WRITTEN REQUEST
Copy each line holding the string "арендной".

Data records
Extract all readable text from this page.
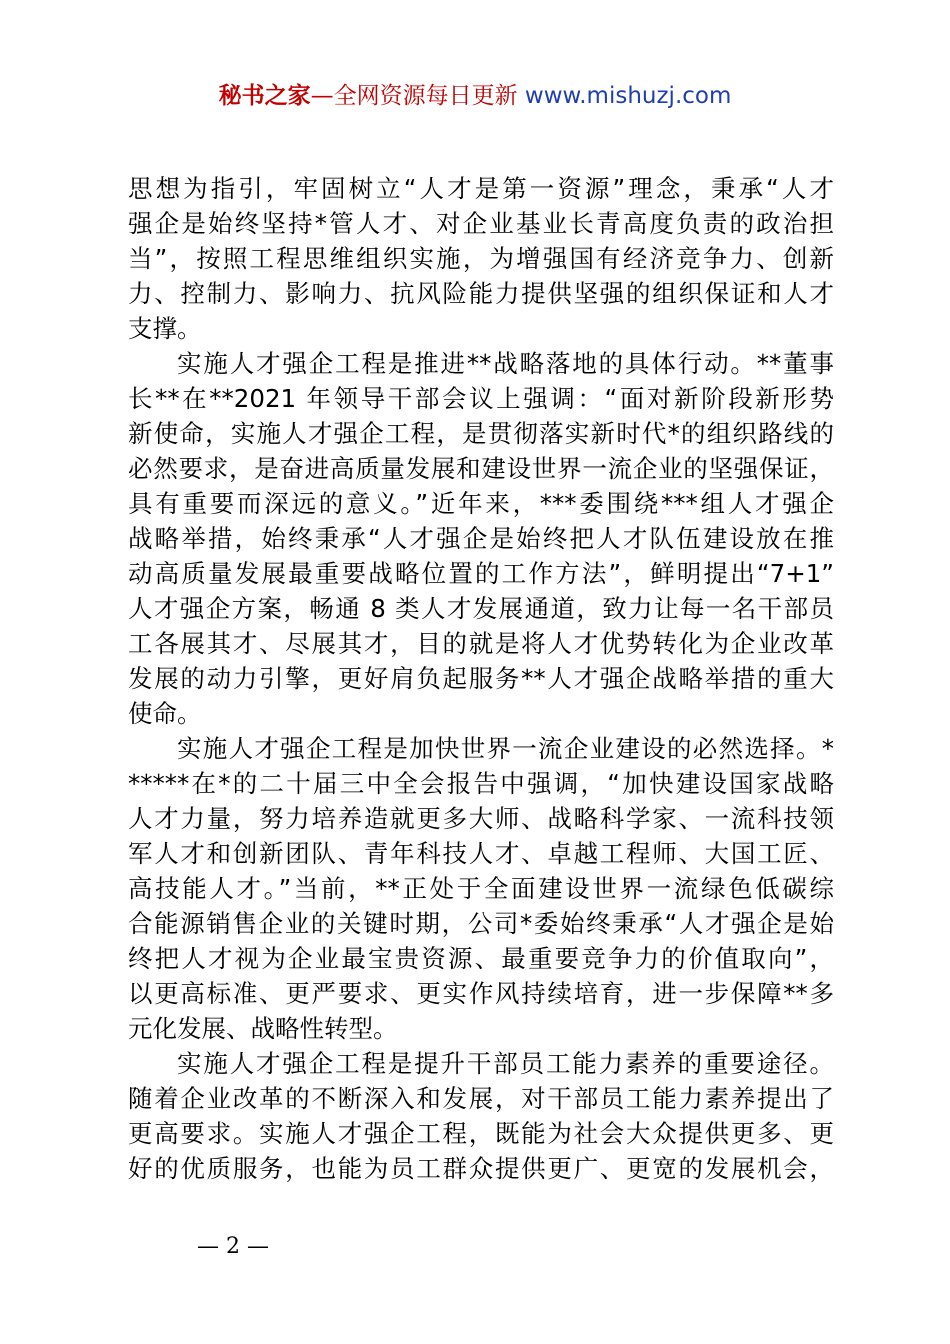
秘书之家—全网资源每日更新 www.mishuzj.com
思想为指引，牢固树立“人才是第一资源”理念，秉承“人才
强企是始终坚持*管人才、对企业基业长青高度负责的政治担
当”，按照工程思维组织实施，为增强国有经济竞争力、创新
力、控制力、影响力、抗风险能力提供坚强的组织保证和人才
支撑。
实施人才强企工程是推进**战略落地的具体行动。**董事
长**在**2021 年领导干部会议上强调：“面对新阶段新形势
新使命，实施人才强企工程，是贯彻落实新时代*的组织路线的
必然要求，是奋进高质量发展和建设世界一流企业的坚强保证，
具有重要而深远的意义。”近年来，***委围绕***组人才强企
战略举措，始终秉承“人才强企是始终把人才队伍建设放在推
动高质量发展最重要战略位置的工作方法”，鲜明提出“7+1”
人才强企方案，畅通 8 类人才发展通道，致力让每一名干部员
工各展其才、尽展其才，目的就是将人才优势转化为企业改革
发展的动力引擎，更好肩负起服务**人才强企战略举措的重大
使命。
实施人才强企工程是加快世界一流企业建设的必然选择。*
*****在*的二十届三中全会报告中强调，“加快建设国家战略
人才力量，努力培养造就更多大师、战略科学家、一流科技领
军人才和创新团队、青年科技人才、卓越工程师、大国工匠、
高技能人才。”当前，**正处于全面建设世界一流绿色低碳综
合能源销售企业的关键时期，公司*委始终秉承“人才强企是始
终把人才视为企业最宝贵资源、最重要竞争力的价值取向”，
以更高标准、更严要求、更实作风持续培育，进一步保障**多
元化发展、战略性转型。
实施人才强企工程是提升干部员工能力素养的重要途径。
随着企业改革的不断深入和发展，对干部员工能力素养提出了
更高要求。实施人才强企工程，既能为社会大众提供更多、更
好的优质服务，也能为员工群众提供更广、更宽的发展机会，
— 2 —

* * *

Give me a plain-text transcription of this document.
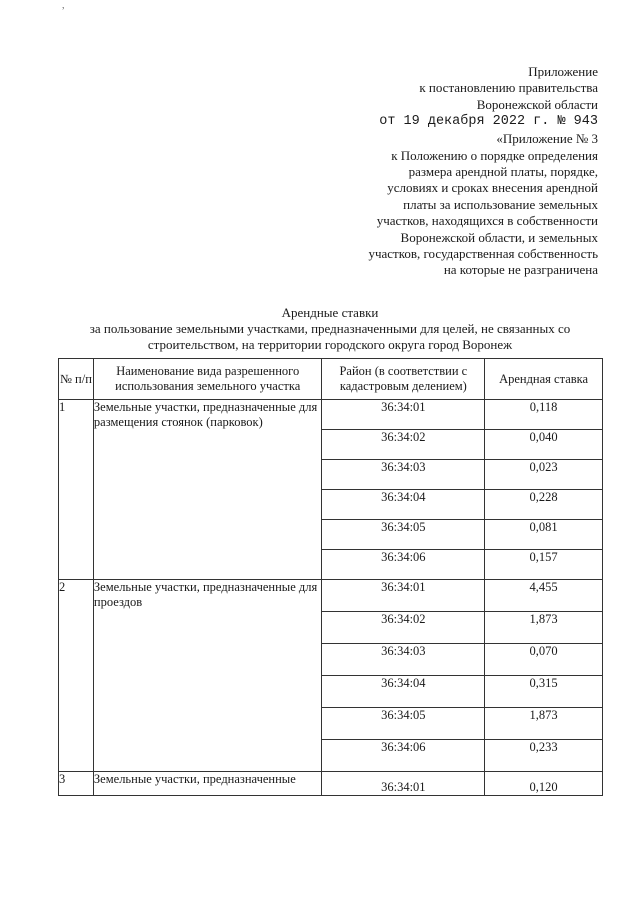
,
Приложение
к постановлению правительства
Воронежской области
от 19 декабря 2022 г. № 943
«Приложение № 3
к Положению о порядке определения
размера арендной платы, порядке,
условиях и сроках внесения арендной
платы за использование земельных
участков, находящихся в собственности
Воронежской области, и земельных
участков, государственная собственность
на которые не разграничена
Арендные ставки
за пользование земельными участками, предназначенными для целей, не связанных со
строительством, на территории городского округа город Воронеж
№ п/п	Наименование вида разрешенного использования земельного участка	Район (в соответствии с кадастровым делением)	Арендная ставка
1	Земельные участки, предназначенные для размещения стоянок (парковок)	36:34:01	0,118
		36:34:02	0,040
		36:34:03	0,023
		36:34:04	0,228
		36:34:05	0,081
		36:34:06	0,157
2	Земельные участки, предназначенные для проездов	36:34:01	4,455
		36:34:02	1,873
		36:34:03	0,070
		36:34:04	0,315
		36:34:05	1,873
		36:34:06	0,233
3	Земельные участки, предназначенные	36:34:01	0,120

CORRECT RESULT
размера арендной платы, порядке,
условиях и сроках внесения арендной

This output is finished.